• [AIM]: Output the entries verbatim, including every line.

• [AVAILABLE DATA]:
————————
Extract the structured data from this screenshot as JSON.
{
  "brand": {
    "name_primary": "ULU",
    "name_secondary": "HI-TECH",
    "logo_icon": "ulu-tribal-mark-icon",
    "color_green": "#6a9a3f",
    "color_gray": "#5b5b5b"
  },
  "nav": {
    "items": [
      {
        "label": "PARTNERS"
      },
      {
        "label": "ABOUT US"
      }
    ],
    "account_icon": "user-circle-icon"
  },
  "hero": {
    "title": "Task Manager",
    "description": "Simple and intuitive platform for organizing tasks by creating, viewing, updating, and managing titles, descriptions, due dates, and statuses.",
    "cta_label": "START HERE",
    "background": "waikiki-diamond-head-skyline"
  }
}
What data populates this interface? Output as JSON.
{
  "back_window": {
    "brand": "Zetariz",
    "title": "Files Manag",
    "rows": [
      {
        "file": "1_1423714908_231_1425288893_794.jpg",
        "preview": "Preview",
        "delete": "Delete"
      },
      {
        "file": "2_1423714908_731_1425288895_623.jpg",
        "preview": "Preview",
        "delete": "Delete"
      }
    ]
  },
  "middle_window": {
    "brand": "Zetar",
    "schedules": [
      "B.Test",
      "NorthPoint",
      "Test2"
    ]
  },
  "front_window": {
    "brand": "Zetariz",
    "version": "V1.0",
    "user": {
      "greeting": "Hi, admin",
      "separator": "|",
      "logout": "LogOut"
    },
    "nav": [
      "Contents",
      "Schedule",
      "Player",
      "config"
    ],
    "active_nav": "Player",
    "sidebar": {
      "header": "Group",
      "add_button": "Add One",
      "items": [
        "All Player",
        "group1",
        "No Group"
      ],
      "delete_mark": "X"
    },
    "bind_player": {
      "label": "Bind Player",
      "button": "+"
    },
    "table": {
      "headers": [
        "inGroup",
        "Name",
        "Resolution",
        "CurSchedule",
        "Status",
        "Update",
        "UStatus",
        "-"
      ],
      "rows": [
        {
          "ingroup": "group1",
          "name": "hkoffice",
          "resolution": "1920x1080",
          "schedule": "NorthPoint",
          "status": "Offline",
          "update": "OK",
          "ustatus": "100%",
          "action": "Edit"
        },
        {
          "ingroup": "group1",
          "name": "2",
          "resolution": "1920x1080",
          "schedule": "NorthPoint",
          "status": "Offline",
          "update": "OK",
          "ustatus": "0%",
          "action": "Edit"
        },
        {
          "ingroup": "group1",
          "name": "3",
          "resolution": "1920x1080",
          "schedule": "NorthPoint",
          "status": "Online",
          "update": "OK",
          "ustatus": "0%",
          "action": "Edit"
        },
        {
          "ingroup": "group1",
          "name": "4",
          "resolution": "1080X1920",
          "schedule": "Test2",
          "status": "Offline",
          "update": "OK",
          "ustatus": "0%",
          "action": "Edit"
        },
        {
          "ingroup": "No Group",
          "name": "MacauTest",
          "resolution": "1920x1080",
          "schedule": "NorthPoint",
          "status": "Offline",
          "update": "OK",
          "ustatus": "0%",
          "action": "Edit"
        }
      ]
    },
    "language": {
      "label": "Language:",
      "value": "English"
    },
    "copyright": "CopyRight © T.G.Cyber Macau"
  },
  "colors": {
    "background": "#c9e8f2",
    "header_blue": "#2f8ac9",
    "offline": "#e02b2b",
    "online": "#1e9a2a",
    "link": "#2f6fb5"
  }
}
————————
• [SOLUTION TO THIS TASK]:
Extract the structured data from this screenshot as JSON.
{
  "brand": {
    "name_primary": "ULU",
    "name_secondary": "HI-TECH",
    "logo_icon": "ulu-tribal-mark-icon",
    "color_green": "#6a9a3f",
    "color_gray": "#5b5b5b"
  },
  "nav": {
    "items": [
      {
        "label": "PARTNERS"
      },
      {
        "label": "ABOUT US"
      }
    ],
    "account_icon": "user-circle-icon"
  },
  "hero": {
    "title": "Task Manager",
    "description": "Simple and intuitive platform for organizing tasks by creating, viewing, updating, and managing titles, descriptions, due dates, and statuses.",
    "cta_label": "START HERE",
    "background": "waikiki-diamond-head-skyline"
  }
}
What data populates this interface? Output as JSON.
{
  "back_window": {
    "brand": "Zetariz",
    "title": "Files Manag",
    "rows": [
      {
        "file": "1_1423714908_231_1425288893_794.jpg",
        "preview": "Preview",
        "delete": "Delete"
      },
      {
        "file": "2_1423714908_731_1425288895_623.jpg",
        "preview": "Preview",
        "delete": "Delete"
      }
    ]
  },
  "middle_window": {
    "brand": "Zetar",
    "schedules": [
      "B.Test",
      "NorthPoint",
      "Test2"
    ]
  },
  "front_window": {
    "brand": "Zetariz",
    "version": "V1.0",
    "user": {
      "greeting": "Hi, admin",
      "separator": "|",
      "logout": "LogOut"
    },
    "nav": [
      "Contents",
      "Schedule",
      "Player",
      "config"
    ],
    "active_nav": "Player",
    "sidebar": {
      "header": "Group",
      "add_button": "Add One",
      "items": [
        "All Player",
        "group1",
        "No Group"
      ],
      "delete_mark": "X"
    },
    "bind_player": {
      "label": "Bind Player",
      "button": "+"
    },
    "table": {
      "headers": [
        "inGroup",
        "Name",
        "Resolution",
        "CurSchedule",
        "Status",
        "Update",
        "UStatus",
        "-"
      ],
      "rows": [
        {
          "ingroup": "group1",
          "name": "hkoffice",
          "resolution": "1920x1080",
          "schedule": "NorthPoint",
          "status": "Offline",
          "update": "OK",
          "ustatus": "100%",
          "action": "Edit"
        },
        {
          "ingroup": "group1",
          "name": "2",
          "resolution": "1920x1080",
          "schedule": "NorthPoint",
          "status": "Offline",
          "update": "OK",
          "ustatus": "0%",
          "action": "Edit"
        },
        {
          "ingroup": "group1",
          "name": "3",
          "resolution": "1920x1080",
          "schedule": "NorthPoint",
          "status": "Online",
          "update": "OK",
          "ustatus": "0%",
          "action": "Edit"
        },
        {
          "ingroup": "group1",
          "name": "4",
          "resolution": "1080X1920",
          "schedule": "Test2",
          "status": "Offline",
          "update": "OK",
          "ustatus": "0%",
          "action": "Edit"
        },
        {
          "ingroup": "No Group",
          "name": "MacauTest",
          "resolution": "1920x1080",
          "schedule": "NorthPoint",
          "status": "Offline",
          "update": "OK",
          "ustatus": "0%",
          "action": "Edit"
        }
      ]
    },
    "language": {
      "label": "Language:",
      "value": "English"
    },
    "copyright": "CopyRight © T.G.Cyber Macau"
  },
  "colors": {
    "background": "#c9e8f2",
    "header_blue": "#2f8ac9",
    "offline": "#e02b2b",
    "online": "#1e9a2a",
    "link": "#2f6fb5"
  }
}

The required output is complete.